==== Source excerpt ====

The scanning carriage 20 is moved through the print zone on a scanning mechanism that includes a slide rod 26 on which the scanning carriage 20 slides as the scanning carriage 20 moves through a scan axis. A positioning means (not shown) is used for precisely positioning the scanning carriage 20. In addition, a paper advance mechanism (not shown) is used to step the print media 22 through the print zone as the scanning carriage 20 is moved along the scan axis. Electrical signals are provided to the scanning carriage 20 for selectively activating the printhead 155 by means of an electrical link such as a ribbon cable 28. The various components for moving a printhead 155 relative to the print media 22, which may include moving one or both of the printhead 155 and print media 22, may be referred to as a printer engine.

It will be recognized that replaceable ink reservoirs 100, often referred to as ink cartridges, may come in a variety of form factors and may be usable in a variety of printing systems including, for example, printers, facsimile (fax) machines, copiers and multifunction devices. Similarly, the ink reservoirs 100 may contain a single ink color, e.g., cyan, magenta, yellow or black, or they may be compartmentalized to contain more than one ink color.

FIGS. 2A–2B are cross-sectional views of an ink reservoir 100 in accordance with one embodiment of the invention. The ink reservoir 100 includes a body 105. The volume within the body 105 is adapted to contain ink. The area enclosed by body 105 may represent the cross-section of a one-color ink reservoir or an individual chamber of a multi-color ink reservoir, with each chamber having its own trap for regulating the pressure within that chamber. Thus, the various embodiments include one-color and multi-color ink reservoirs.

==== Information provided ====

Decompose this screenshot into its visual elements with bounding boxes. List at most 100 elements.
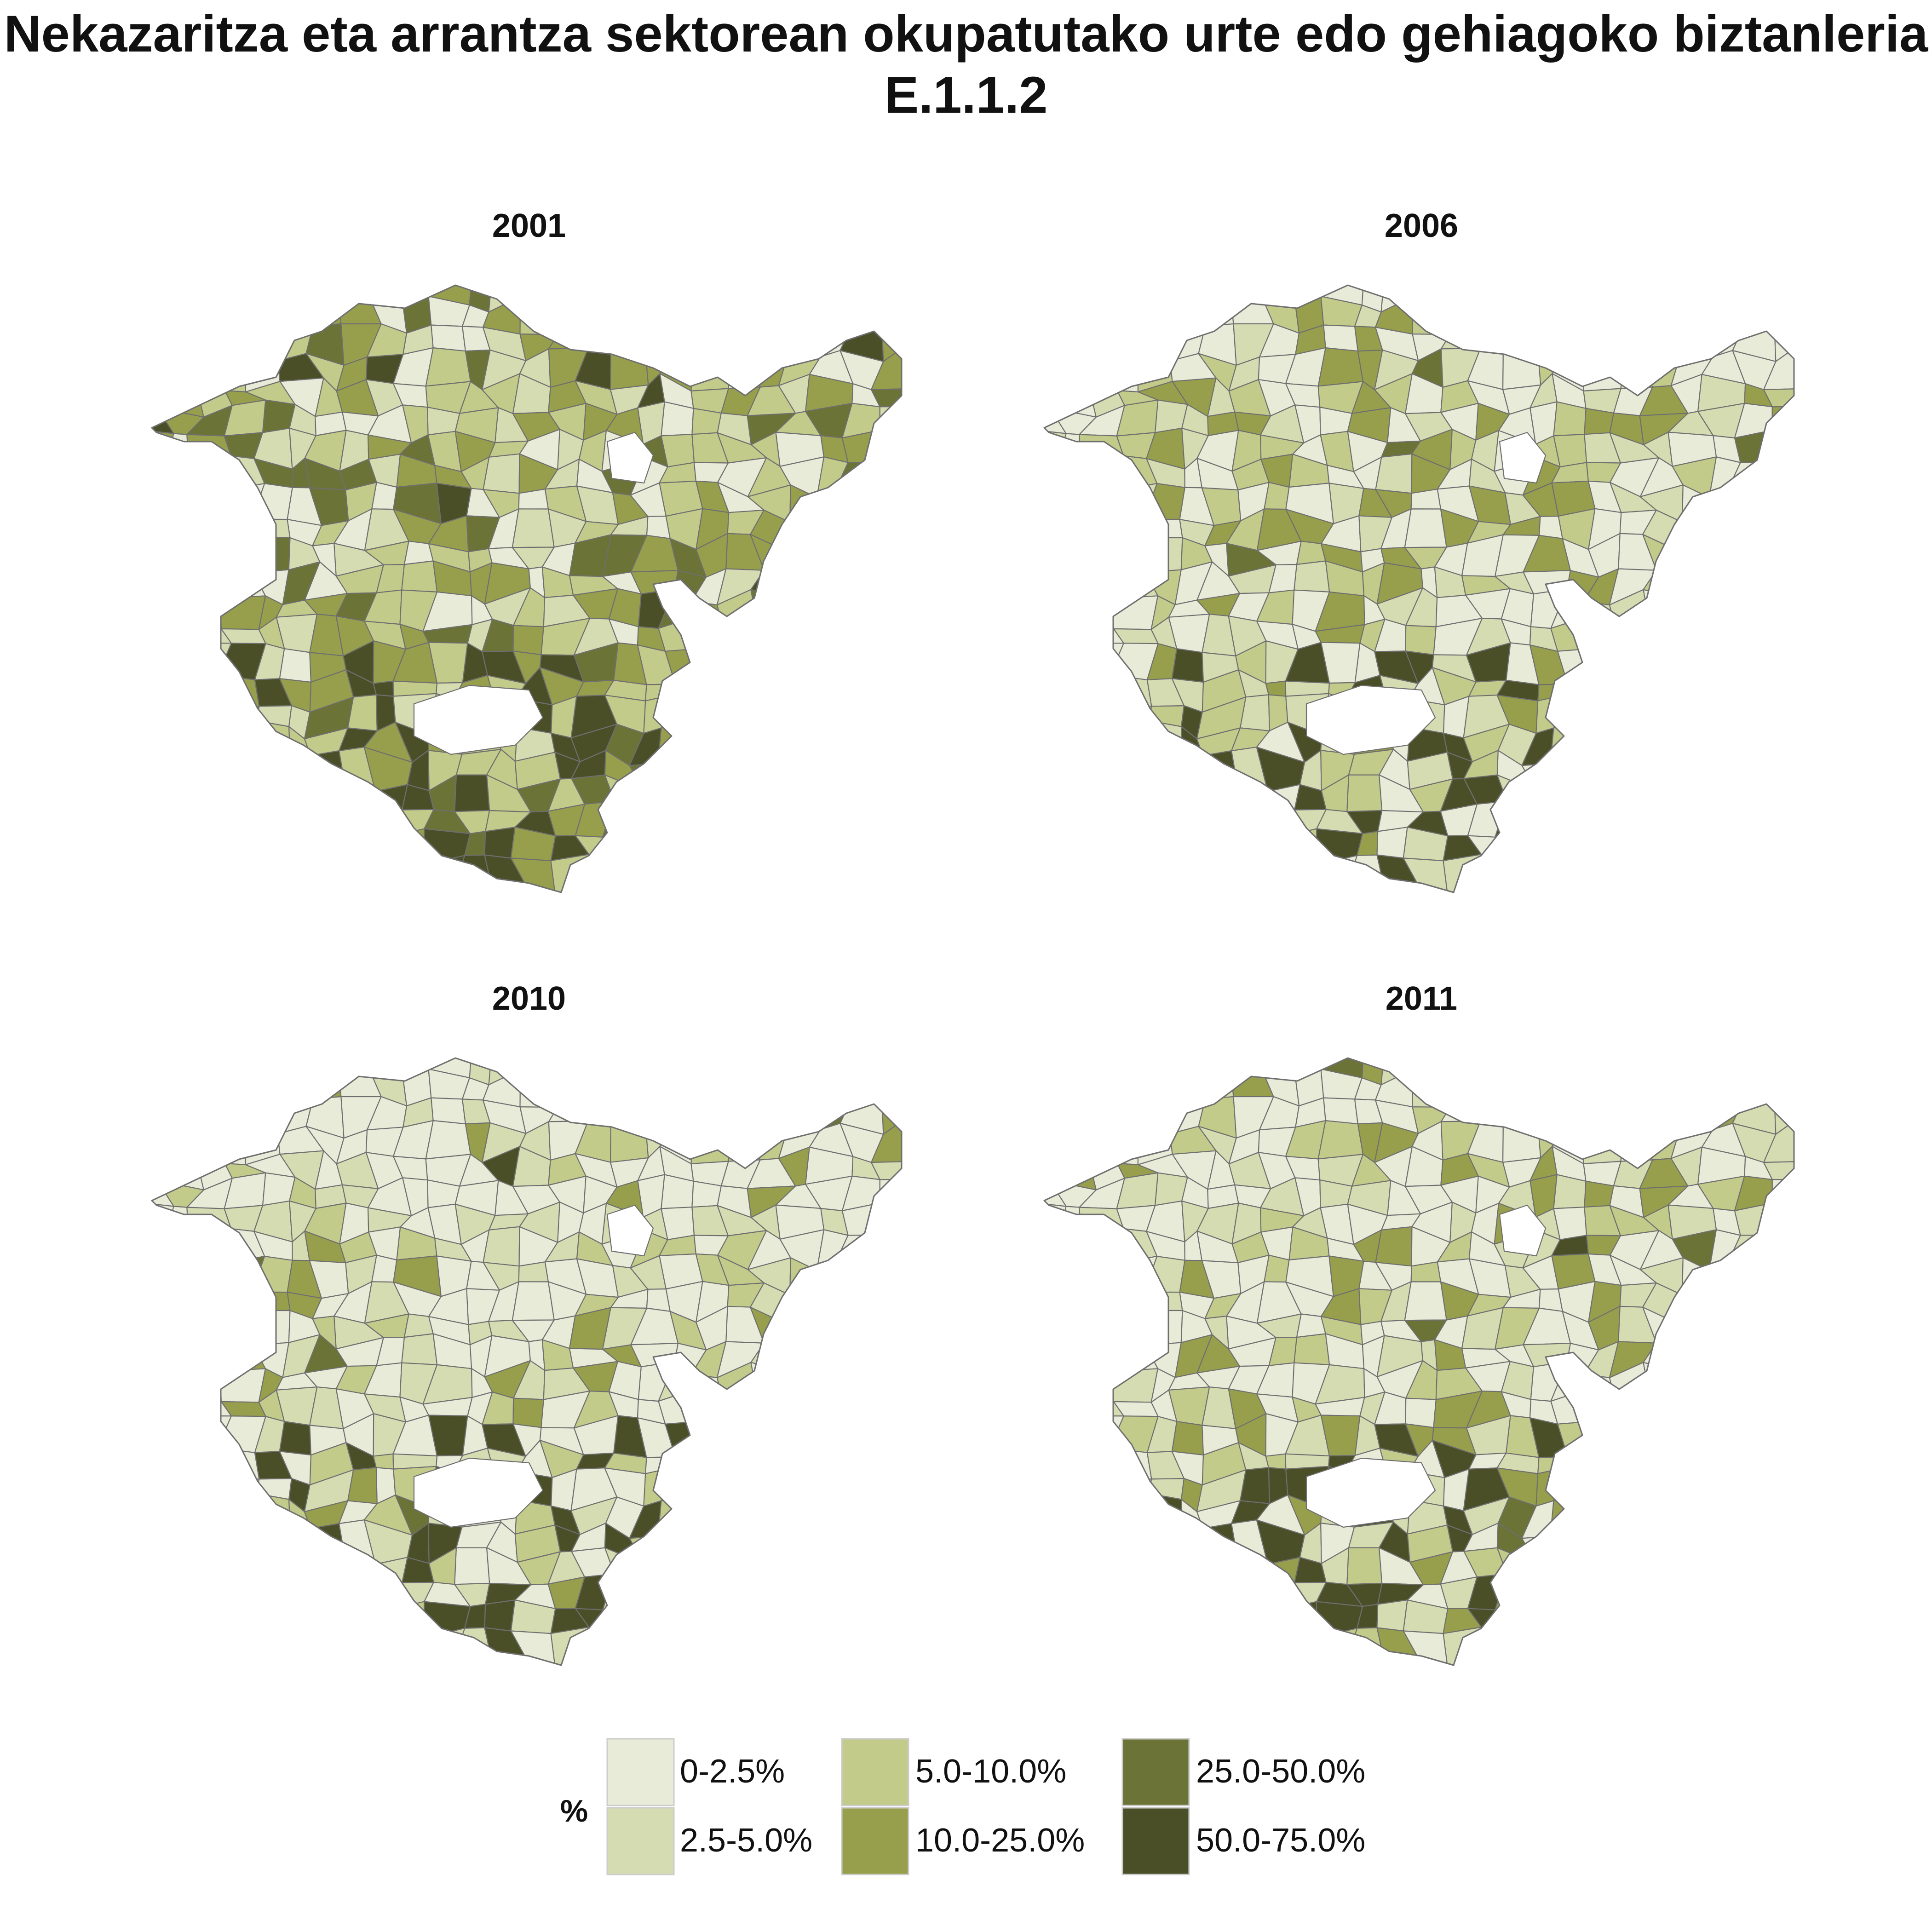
municipality-region [1117, 787, 1156, 814]
municipality-region [221, 1096, 262, 1124]
municipality-region [373, 680, 394, 697]
municipality-region [1698, 1335, 1742, 1365]
municipality-region [1502, 321, 1539, 355]
municipality-region [1762, 893, 1796, 916]
municipality-region [222, 1584, 266, 1606]
municipality-region [665, 648, 707, 685]
municipality-region [1265, 1453, 1287, 1470]
municipality-region [1089, 1122, 1118, 1164]
municipality-region [666, 1657, 705, 1665]
region-hole [413, 684, 544, 755]
municipality-region [785, 285, 816, 310]
municipality-region [314, 884, 346, 892]
municipality-region [1524, 285, 1565, 308]
municipality-region [668, 1075, 691, 1110]
municipality-region [1084, 1342, 1113, 1376]
municipality-region [1645, 1058, 1682, 1082]
municipality-region [166, 1439, 199, 1474]
municipality-region [1375, 453, 1413, 494]
municipality-region [512, 508, 555, 548]
municipality-region [1405, 625, 1437, 656]
panel-title: 2006 [1385, 207, 1458, 244]
municipality-region [1323, 324, 1359, 352]
municipality-region [868, 782, 902, 811]
municipality-region [1557, 648, 1600, 685]
municipality-region [870, 1479, 902, 1506]
municipality-region [1113, 720, 1149, 757]
municipality-region [262, 799, 289, 832]
municipality-region [573, 301, 611, 334]
municipality-region [643, 334, 672, 356]
municipality-region [1044, 1361, 1056, 1398]
municipality-region [285, 1602, 321, 1641]
municipality-region [1082, 1093, 1117, 1131]
municipality-region [631, 1065, 673, 1110]
municipality-region [812, 1423, 854, 1453]
municipality-region [807, 1361, 853, 1402]
municipality-region [724, 323, 765, 362]
municipality-region [1700, 1560, 1746, 1592]
municipality-region [1049, 1525, 1088, 1556]
municipality-region [810, 748, 854, 790]
municipality-region [602, 833, 648, 865]
municipality-region [1761, 1555, 1794, 1584]
municipality-region [716, 1479, 754, 1509]
municipality-region [1730, 699, 1766, 733]
municipality-region [186, 434, 232, 472]
municipality-region [1197, 1606, 1239, 1645]
municipality-region [157, 1613, 204, 1643]
municipality-region [1585, 885, 1618, 892]
municipality-region [1762, 866, 1794, 892]
municipality-region [1086, 854, 1125, 892]
municipality-region [152, 862, 170, 892]
legend-key [1121, 1807, 1190, 1875]
municipality-region [1061, 506, 1100, 540]
municipality-region [483, 1226, 520, 1267]
municipality-region [720, 1668, 758, 1689]
municipality-region [808, 1660, 847, 1665]
municipality-region [1730, 731, 1765, 752]
municipality-region [869, 1058, 902, 1083]
municipality-region [1199, 774, 1236, 820]
municipality-region [1645, 285, 1682, 310]
municipality-region [152, 1097, 178, 1136]
municipality-region [1698, 1443, 1735, 1484]
municipality-region [1231, 299, 1274, 325]
municipality-region [198, 832, 233, 870]
municipality-region [1700, 855, 1740, 892]
municipality-region [1698, 670, 1735, 711]
municipality-region [164, 1661, 196, 1665]
municipality-region [1061, 535, 1093, 575]
municipality-region [1567, 669, 1600, 697]
municipality-region [161, 1226, 202, 1264]
municipality-region [1581, 285, 1627, 310]
municipality-region [1592, 1418, 1629, 1446]
municipality-region [1700, 1496, 1742, 1539]
municipality-region [1581, 1468, 1624, 1500]
municipality-region [159, 588, 193, 619]
municipality-region [1700, 1628, 1740, 1665]
municipality-region [1649, 859, 1680, 892]
municipality-region [1732, 1600, 1772, 1645]
municipality-region [1405, 1397, 1437, 1428]
municipality-region [1173, 884, 1217, 892]
municipality-region [338, 1627, 370, 1665]
municipality-region [870, 1666, 903, 1689]
municipality-region [196, 1285, 235, 1312]
territory-outline [151, 284, 903, 893]
municipality-region [1734, 890, 1767, 892]
municipality-region [1110, 518, 1145, 539]
municipality-region [162, 573, 201, 603]
municipality-region [789, 1387, 820, 1425]
municipality-region [837, 1504, 872, 1525]
municipality-region [1052, 285, 1098, 312]
municipality-region [216, 1342, 266, 1372]
municipality-region [782, 1335, 809, 1373]
municipality-region [868, 1555, 902, 1584]
municipality-region [1496, 1547, 1537, 1591]
municipality-region [1620, 1611, 1658, 1640]
municipality-region [255, 829, 289, 868]
municipality-region [1756, 1496, 1794, 1536]
municipality-region [1294, 560, 1330, 593]
municipality-region [162, 1635, 199, 1665]
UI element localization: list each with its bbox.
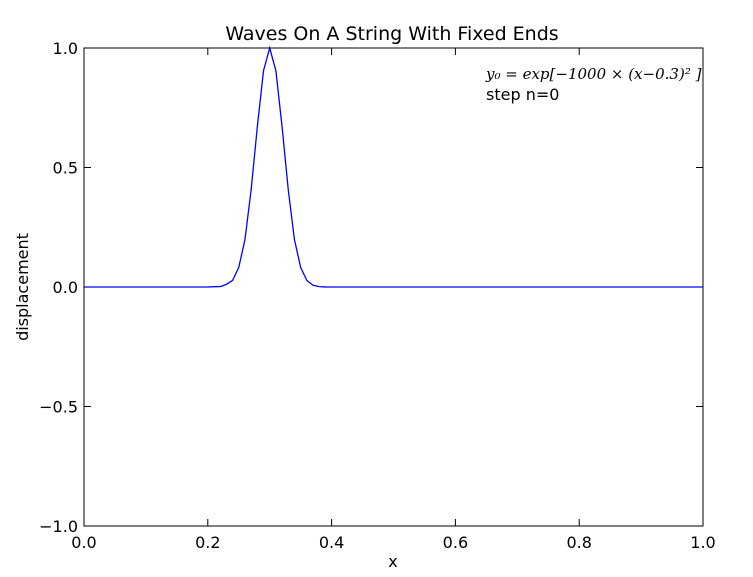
x-tick-label: 0.6	[443, 533, 468, 552]
y-tick-label: −1.0	[39, 517, 78, 536]
x-tick-label: 0.2	[195, 533, 220, 552]
plot-area: 0.0 0.2 0.4 0.6 0.8 1.0 −1.0 −0.5 0.0 0.5 1.0	[39, 39, 716, 552]
x-tick-label: 0.4	[319, 533, 344, 552]
formula-annotation: y₀ = exp[−1000 × (x−0.3)² ]	[485, 65, 702, 83]
y-tick-label: 0.0	[53, 278, 78, 297]
x-tick-label: 0.0	[71, 533, 96, 552]
y-tick-label: −0.5	[39, 398, 78, 417]
y-tick-label: 1.0	[53, 39, 78, 58]
y-axis-ticks: −1.0 −0.5 0.0 0.5 1.0	[39, 39, 703, 536]
x-axis-label: x	[388, 552, 397, 571]
y-tick-label: 0.5	[53, 159, 78, 178]
step-annotation: step n=0	[486, 85, 559, 104]
series-line	[84, 45, 703, 288]
x-tick-label: 0.8	[566, 533, 591, 552]
plot-frame	[83, 47, 704, 527]
y-axis-label: displacement	[13, 233, 32, 341]
chart-title: Waves On A String With Fixed Ends	[225, 23, 558, 45]
x-axis-ticks: 0.0 0.2 0.4 0.6 0.8 1.0	[71, 48, 716, 552]
x-tick-label: 1.0	[690, 533, 715, 552]
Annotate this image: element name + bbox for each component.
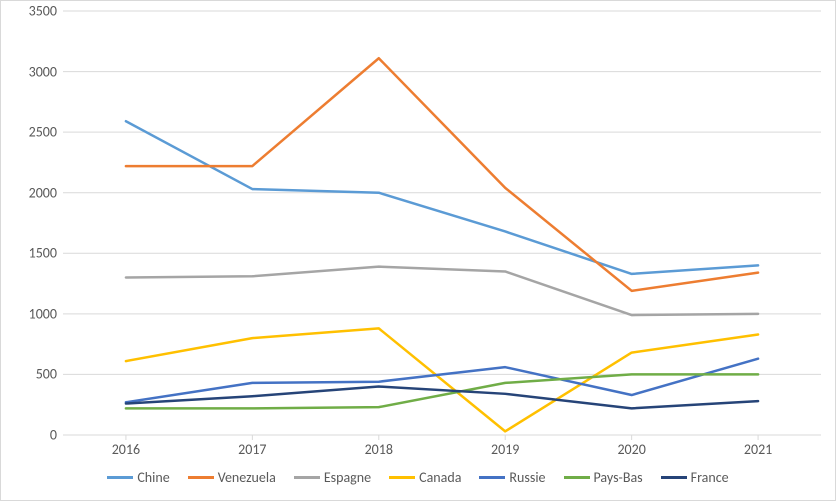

====

● Goal
Retype the passage on printer ink reservoirs word for word, starting with "It will be recognized" and going on through "one ink color.". Nothing in the entries is needed here.

● Final result
It will be recognized that replaceable ink reservoirs 100, often referred to as ink cartridges, may come in a variety of form factors and may be usable in a variety of printing systems including, for example, printers, facsimile (fax) machines, copiers and multifunction devices. Similarly, the ink reservoirs 100 may contain a single ink color, e.g., cyan, magenta, yellow or black, or they may be compartmentalized to contain more than one ink color.